Continue the essay below about how SQL systems handle missing data, starting right after its last paragraph.

Passage provided –
Start
Silicon Dale

The Man Who Wasn't There

Yesterday upon the stair,
    I met a man who wasn't there
He wasn't there again today:
    I wish that man would go away. -- Children's nonsense rhyme

In a drillhole log, there is quite often a 'comments' field. There will be entries in this for a few intervals, but for many logged intervals this may be blank. It does not necessarily mean that information for these fields is 'missing' - merely that there is nothing sufficiently interesting about the particular interval to merit a comment. Indeed, where something really is missing there will often be a comment to indicate it, such as "note to be added later", where the logged interval is so interesting that it requires further analysis. Where there is no comment, the storage representation is often an empty string. Unfortunately this is interpreted by many SQL systems as 'NULL' - or in other words 'missing'. It is of course no more missing data than the 'dog that didn't bark'. And genuinely missing information can be of several types, none of which would be interpreted as 'NULL' - for example, 'note to be added later' as above, or 'lost sample'.

I make no apologies for returning to the problem of how best to handle missing and partially missing data, which I discussed previously in ESCA (v.16,no.1). This is because, increasingly, mining software systems are becoming dependent upon SQL database management systems (through ODBC connectivity or otherwise) for their data management. Unfortunately, commercial DBMSs that are accessed through SQL are very bad at handling missing data. They use an incomplete 3-valued logic, and a 'null' whose meaning is not properly defined. In the geosciences there is actually a wide range of types of data which can be wholly or partially missing for various reasons, and as a result any data management process that relies on SQL cannot be relied upon to give correct results.
End
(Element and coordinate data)
Start
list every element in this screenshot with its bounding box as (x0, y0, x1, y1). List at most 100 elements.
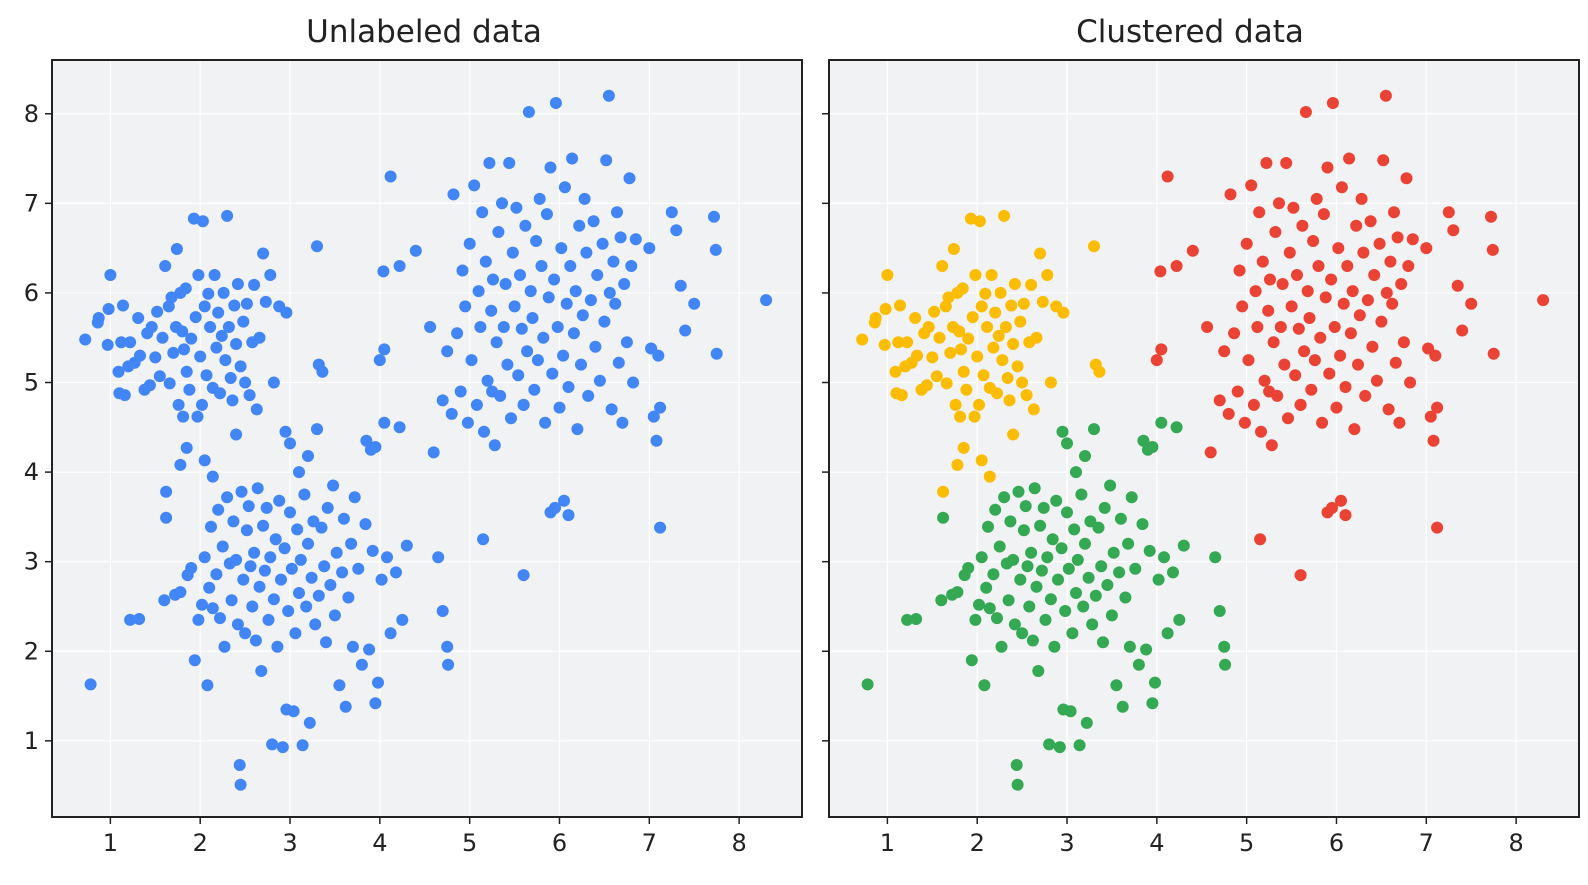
data-point-points (551, 321, 564, 333)
x-tick-label: 6 (1329, 829, 1344, 857)
data-point-points (472, 285, 485, 298)
data-point-cluster-green (1061, 437, 1073, 450)
data-point-cluster-red (1431, 401, 1444, 414)
data-point-points (233, 759, 246, 771)
data-point-cluster-green (1136, 518, 1149, 531)
data-point-cluster-yellow (936, 260, 949, 272)
data-point-cluster-yellow (975, 300, 988, 313)
data-point-points (231, 618, 244, 631)
data-point-points (156, 331, 169, 344)
y-tick-label: 7 (24, 189, 39, 217)
data-point-cluster-red (1186, 244, 1199, 257)
data-point-cluster-red (1276, 278, 1289, 290)
data-point-points (205, 520, 217, 533)
data-point-cluster-yellow (1005, 299, 1018, 312)
data-point-cluster-red (1317, 208, 1330, 221)
x-tick-label: 4 (372, 829, 387, 857)
data-point-cluster-green (1011, 778, 1024, 791)
data-point-cluster-green (1097, 636, 1109, 649)
data-point-cluster-red (1344, 327, 1357, 340)
x-tick-label: 7 (642, 829, 657, 857)
data-point-points (612, 356, 625, 369)
data-point-cluster-green (1034, 519, 1047, 532)
data-point-cluster-yellow (856, 333, 869, 346)
data-point-cluster-red (1222, 407, 1235, 420)
data-point-points (454, 385, 467, 398)
y-tick-label: 2 (24, 637, 39, 665)
data-point-cluster-red (1447, 224, 1460, 237)
data-point-cluster-green (1017, 524, 1030, 537)
data-point-cluster-red (1388, 206, 1400, 219)
data-point-points (459, 300, 472, 313)
data-point-cluster-yellow (1041, 269, 1054, 281)
data-point-cluster-red (1254, 533, 1267, 546)
data-point-points (79, 333, 92, 346)
data-point-points (512, 369, 525, 382)
data-point-cluster-red (1451, 279, 1464, 292)
data-point-points (196, 398, 208, 411)
data-point-points (124, 613, 137, 626)
data-point-points (560, 297, 573, 310)
data-point-points (102, 303, 115, 315)
data-point-cluster-red (1255, 425, 1267, 438)
data-point-points (643, 242, 656, 255)
data-point-points (652, 349, 665, 362)
data-point-points (390, 566, 402, 579)
data-point-points (160, 485, 173, 498)
data-point-cluster-green (965, 654, 978, 667)
data-point-cluster-red (1249, 285, 1262, 298)
data-point-points (278, 542, 291, 555)
data-point-cluster-yellow (1001, 372, 1014, 384)
data-point-cluster-red (1303, 312, 1316, 324)
data-point-points (115, 336, 128, 349)
data-point-cluster-red (1307, 235, 1320, 247)
data-point-cluster-red (1346, 285, 1359, 298)
data-point-cluster-yellow (957, 441, 970, 454)
data-point-points (589, 340, 602, 353)
data-point-points (324, 579, 337, 591)
data-point-points (510, 201, 523, 214)
data-point-cluster-red (1267, 336, 1280, 349)
data-point-points (503, 157, 516, 169)
data-point-points (275, 573, 287, 586)
data-point-points (432, 551, 445, 564)
data-point-cluster-red (1287, 201, 1300, 214)
data-point-points (436, 605, 449, 617)
data-point-points (478, 425, 490, 438)
data-point-points (605, 403, 618, 416)
data-point-points (196, 598, 208, 611)
data-point-points (665, 206, 678, 219)
data-point-cluster-red (1218, 345, 1231, 358)
data-point-points (293, 466, 305, 479)
y-tick-label: 8 (24, 100, 39, 128)
data-point-cluster-red (1420, 242, 1433, 255)
data-point-cluster-red (1339, 381, 1352, 393)
data-point-cluster-green (1021, 560, 1034, 573)
data-point-cluster-red (1233, 264, 1246, 277)
data-point-points (377, 265, 390, 278)
data-point-cluster-green (1077, 600, 1090, 613)
data-point-points (212, 306, 225, 319)
x-tick-label: 7 (1419, 829, 1434, 857)
data-point-points (506, 246, 519, 259)
data-point-points (214, 612, 226, 625)
data-point-points (674, 279, 687, 292)
data-point-points (240, 524, 253, 537)
data-point-points (273, 494, 286, 507)
data-point-points (311, 423, 323, 436)
data-point-cluster-red (1353, 309, 1366, 322)
data-point-cluster-yellow (985, 269, 998, 281)
x-tick-label: 8 (1508, 829, 1523, 857)
data-point-cluster-red (1228, 327, 1241, 340)
data-point-cluster-yellow (1025, 278, 1038, 291)
data-point-points (294, 553, 307, 566)
data-point-points (654, 521, 667, 534)
data-point-points (202, 287, 215, 300)
data-point-cluster-yellow (1093, 365, 1106, 378)
data-point-cluster-green (1114, 512, 1127, 525)
data-point-cluster-red (1262, 304, 1275, 317)
data-point-points (531, 354, 544, 367)
data-point-points (558, 181, 571, 194)
data-point-cluster-red (1326, 501, 1338, 514)
data-point-points (217, 286, 230, 299)
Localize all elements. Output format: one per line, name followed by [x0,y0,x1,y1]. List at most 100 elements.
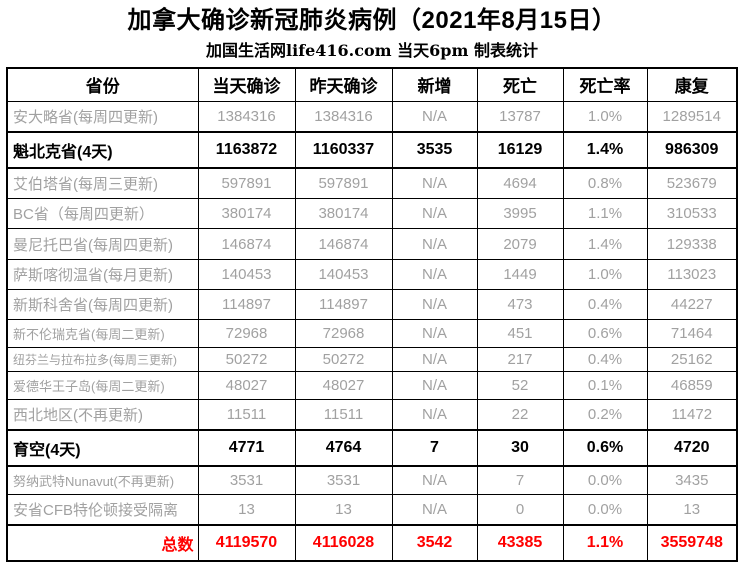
End
Response to the exercise –
Two of the most prominent database gurus of the past 30 years, E.F. Codd who devised the relational model and C.J. Date who is perhaps its most vocal advocate, are in agreement that SQL is inadequate (indeed incorrect) especially in its treatment of missing data; however they disagree on how best the problem should be solved. The differences in their approaches to the problem of nulls are highlighted in a debate between them, published in Date (1995). Both use a variety of esoteric arguments, but their positions can be summarised quite simply:

Date believes that a relational database should contain no nulls at all. An operation on a data item (say, testing for equality to a given string) should produce just two possible answers - TRUE or FALSE, and all logic used should be restricted to these two values. He argues that in the real world there are only these two truth-values, and therefore a database which is supposed to be a representation of the real world cannot legitimately include any other truth-values. He further points out that the number of logical operators increases unacceptably fast with addition of further truth-values to the system of logic being used.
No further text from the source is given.